Можно сравнить с поэтикой Осипа Мандельштама, хотя эта параллель, как и все параллели, достаточно условна. Но прочтем начало стихотворения, посвященного именно памяти Мандельштама:
Напряженным стремительным лётом,
Где светла и чиста синева,
Над высоким до слез небосводом
Догоняют друг друга слова.
В них элизии эллинской пенье
И латинских пиррихиев град,
Итальянских дифтонгов мученье
И французских сонорных игра.
Евгений Дубнов в этих стихах приближается к поэтике самого Мандельштама: тут и Эллада, и Рим, и то, что сам Мандельштам называл «тоской по мировой культуре», и главное – слова, догоняющие друга и перекликающиеся между собой. Но именно в этих стихах мы можем увидеть и параллель с Мандельштамом в стихах самого Дубнова, ведь все это присуще и его поэзии.
Но вот что еще замечаешь в течение всего этого поэтического пути: приметы окружающего мира появляются в изобилии, даже из пустоты, да перекликаются друг с другом, но поэт всегда сохраняет спокойствие наблюдателя, не давая собственным страстям и оценкам выйти на первое место, не навязывая ничего читателю. Поэтому и в таком изобилии жизненных примет дышится легко, и все воспринимается естественно.
Даже когда это чудо – рождение жизни:
Вот то, что не существовало, вот
Небывшему приходит свой черед:
Из хаоса и тьмы, из пустоты
Живые появляются черты.
Смотри, скорей смотри, как из куска
Безликой глины чудо лепестка
Рождается, как вновь поэту Бог
Кивает…
На самом деле это очень сильный поэтический прием, если и не черта характера самого поэта: внутренняя сила взгляда, страсти – и внешнее спокойствие, которое только увеличивает эту силу. Вот он, поэт, путешественник, чуть ли не естествоиспытатель, может быть, пилигрим, как и подобает поэту, видит великое в малом, не забывая о «четырех ветрах», о просторе своего странничества:
Видишь, я стою на перекрестке,
И в моей ладони часть земли –
Праха незначительная горстка,
Что ростки корнями оплели.
Поклонившись на четыре ветра,
Я над следом лет не ворожу…
С большой осторожностью я бы здесь провел еще одну параллель: назвал бы, например, имя Николая Заболоцкого. Но скорей всего эта параллель будет ошибочна, в том смысле, что названный поэт на самом деле не оказал на поэзию Евгения Дубнова никакого влияния, и это всего лишь моя собственная ассоциация. Но, думаю, и она стоит внимания читателя.

» **Исходные данные**:
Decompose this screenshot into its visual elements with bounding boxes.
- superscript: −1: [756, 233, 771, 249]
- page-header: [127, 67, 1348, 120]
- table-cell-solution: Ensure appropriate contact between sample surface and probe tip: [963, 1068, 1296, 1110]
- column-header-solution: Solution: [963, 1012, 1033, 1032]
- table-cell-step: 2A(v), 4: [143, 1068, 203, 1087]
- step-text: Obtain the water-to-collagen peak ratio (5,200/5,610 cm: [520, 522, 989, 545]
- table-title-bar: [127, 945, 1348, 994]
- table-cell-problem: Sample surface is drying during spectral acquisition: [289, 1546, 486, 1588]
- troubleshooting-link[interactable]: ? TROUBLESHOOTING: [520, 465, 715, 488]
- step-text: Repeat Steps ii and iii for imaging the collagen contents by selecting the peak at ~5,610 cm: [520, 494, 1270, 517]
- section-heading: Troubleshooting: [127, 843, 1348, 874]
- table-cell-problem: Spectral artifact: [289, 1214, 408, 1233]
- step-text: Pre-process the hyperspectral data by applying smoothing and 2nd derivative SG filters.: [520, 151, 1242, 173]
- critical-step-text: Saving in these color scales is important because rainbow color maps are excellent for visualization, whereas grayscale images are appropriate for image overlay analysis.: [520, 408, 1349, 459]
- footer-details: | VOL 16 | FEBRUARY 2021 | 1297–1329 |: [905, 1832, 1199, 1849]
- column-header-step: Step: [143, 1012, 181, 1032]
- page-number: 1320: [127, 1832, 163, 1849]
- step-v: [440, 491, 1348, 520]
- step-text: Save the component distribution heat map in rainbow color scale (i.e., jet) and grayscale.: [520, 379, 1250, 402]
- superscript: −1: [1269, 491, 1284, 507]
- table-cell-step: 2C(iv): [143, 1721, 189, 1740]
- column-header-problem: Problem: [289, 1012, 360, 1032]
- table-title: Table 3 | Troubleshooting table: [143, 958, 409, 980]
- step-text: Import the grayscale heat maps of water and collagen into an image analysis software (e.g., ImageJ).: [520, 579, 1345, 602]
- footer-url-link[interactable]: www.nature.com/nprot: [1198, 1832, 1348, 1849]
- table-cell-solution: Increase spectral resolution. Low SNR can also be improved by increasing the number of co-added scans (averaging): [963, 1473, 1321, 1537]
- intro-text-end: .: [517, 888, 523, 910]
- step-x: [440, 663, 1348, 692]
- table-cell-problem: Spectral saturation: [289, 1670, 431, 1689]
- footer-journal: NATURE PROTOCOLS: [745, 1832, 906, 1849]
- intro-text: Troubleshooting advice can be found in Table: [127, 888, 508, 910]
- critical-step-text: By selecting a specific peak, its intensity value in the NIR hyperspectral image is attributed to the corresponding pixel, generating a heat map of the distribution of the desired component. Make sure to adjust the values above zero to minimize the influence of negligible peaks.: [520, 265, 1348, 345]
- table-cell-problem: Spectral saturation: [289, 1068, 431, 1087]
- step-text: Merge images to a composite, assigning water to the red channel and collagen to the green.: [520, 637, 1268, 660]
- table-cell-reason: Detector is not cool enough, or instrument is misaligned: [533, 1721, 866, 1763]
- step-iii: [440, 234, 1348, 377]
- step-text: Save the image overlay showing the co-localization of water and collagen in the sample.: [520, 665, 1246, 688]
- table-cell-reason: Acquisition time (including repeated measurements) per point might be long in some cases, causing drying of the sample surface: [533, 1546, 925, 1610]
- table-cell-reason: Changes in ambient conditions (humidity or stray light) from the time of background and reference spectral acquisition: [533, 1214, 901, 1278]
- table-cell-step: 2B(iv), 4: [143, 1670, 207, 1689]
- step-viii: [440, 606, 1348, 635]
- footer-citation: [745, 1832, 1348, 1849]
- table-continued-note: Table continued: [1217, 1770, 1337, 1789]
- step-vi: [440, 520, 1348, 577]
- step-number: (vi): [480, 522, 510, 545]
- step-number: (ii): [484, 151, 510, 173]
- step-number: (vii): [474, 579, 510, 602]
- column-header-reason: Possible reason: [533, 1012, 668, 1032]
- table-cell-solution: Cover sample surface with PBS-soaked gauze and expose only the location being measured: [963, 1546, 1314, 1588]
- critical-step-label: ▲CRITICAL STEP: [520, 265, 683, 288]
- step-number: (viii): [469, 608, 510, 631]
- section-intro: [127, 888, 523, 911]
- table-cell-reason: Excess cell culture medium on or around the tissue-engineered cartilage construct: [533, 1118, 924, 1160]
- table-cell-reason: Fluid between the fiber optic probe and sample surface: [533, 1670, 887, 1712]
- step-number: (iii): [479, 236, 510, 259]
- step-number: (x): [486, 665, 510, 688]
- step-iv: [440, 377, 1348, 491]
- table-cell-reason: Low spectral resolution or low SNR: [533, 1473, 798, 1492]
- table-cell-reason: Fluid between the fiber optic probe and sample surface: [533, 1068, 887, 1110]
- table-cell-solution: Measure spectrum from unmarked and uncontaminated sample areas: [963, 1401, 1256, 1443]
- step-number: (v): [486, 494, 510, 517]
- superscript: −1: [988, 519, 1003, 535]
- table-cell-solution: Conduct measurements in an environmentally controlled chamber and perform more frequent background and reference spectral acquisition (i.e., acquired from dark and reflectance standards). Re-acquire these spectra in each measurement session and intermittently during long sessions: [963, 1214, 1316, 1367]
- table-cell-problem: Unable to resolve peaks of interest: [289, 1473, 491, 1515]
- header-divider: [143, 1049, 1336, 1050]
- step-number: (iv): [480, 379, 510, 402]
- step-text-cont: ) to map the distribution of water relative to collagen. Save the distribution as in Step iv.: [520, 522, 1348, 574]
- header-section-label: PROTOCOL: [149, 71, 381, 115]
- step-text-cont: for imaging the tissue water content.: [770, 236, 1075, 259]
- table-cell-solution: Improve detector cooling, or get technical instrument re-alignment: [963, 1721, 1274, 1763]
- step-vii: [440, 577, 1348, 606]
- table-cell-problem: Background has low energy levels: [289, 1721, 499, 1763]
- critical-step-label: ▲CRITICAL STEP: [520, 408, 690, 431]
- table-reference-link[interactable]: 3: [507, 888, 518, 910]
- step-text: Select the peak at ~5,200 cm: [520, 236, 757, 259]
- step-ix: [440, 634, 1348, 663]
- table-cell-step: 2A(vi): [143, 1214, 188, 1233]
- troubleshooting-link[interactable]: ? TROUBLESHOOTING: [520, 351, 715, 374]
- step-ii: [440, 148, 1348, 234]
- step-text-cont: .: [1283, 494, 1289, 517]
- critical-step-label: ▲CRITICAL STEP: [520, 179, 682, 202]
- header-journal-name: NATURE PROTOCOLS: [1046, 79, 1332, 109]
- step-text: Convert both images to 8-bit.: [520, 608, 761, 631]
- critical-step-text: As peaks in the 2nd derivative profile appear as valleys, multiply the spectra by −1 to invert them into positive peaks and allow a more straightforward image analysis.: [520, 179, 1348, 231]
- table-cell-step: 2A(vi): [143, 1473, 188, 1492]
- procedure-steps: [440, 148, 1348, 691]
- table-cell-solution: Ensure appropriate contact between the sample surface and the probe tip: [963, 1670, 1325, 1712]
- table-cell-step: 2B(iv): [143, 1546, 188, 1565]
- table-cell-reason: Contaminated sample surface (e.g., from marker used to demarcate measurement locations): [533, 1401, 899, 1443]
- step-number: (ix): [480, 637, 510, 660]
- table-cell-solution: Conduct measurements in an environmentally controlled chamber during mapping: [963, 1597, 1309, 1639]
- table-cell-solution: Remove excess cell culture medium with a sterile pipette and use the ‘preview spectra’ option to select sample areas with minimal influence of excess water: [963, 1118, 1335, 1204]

» **Задание**: Дословно перепишите фрагмент о поэзии Евгения Дубнова: всё, начиная со слов «Евгений Дубнов в» и до слов «все воспринимается естественно.» включительно.

» **Полный ответ**:
Евгений Дубнов в этих стихах приближается к поэтике самого Мандельштама: тут и Эллада, и Рим, и то, что сам Мандельштам называл «тоской по мировой культуре», и главное – слова, догоняющие друга и перекликающиеся между собой. Но именно в этих стихах мы можем увидеть и параллель с Мандельштамом в стихах самого Дубнова, ведь все это присуще и его поэзии.
Но вот что еще замечаешь в течение всего этого поэтического пути: приметы окружающего мира появляются в изобилии, даже из пустоты, да перекликаются друг с другом, но поэт всегда сохраняет спокойствие наблюдателя, не давая собственным страстям и оценкам выйти на первое место, не навязывая ничего читателю. Поэтому и в таком изобилии жизненных примет дышится легко, и все воспринимается естественно.